## TASK REQUIREMENTS
Copy every line from the material below that holds "values".

## RECORDS FOR THIS TASK
-- Start --
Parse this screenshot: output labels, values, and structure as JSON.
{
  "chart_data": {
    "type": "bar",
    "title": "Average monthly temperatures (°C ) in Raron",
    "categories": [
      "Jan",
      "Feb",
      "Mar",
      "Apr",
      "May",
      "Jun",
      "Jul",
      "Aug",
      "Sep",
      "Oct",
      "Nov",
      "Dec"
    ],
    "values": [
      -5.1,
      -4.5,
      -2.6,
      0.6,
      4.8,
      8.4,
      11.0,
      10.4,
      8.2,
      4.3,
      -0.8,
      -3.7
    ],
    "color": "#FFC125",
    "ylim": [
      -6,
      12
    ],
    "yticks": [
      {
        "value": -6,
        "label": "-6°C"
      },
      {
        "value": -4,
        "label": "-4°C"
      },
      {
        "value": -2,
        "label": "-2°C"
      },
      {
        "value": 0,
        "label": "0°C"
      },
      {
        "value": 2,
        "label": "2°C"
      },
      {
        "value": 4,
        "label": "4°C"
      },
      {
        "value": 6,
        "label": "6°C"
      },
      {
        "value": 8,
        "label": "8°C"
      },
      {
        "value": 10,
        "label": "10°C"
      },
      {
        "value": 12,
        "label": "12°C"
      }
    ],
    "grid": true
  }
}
-- End --
## CORRECT RESULT
Parse this screenshot: output labels, values, and structure as JSON.
    "values": [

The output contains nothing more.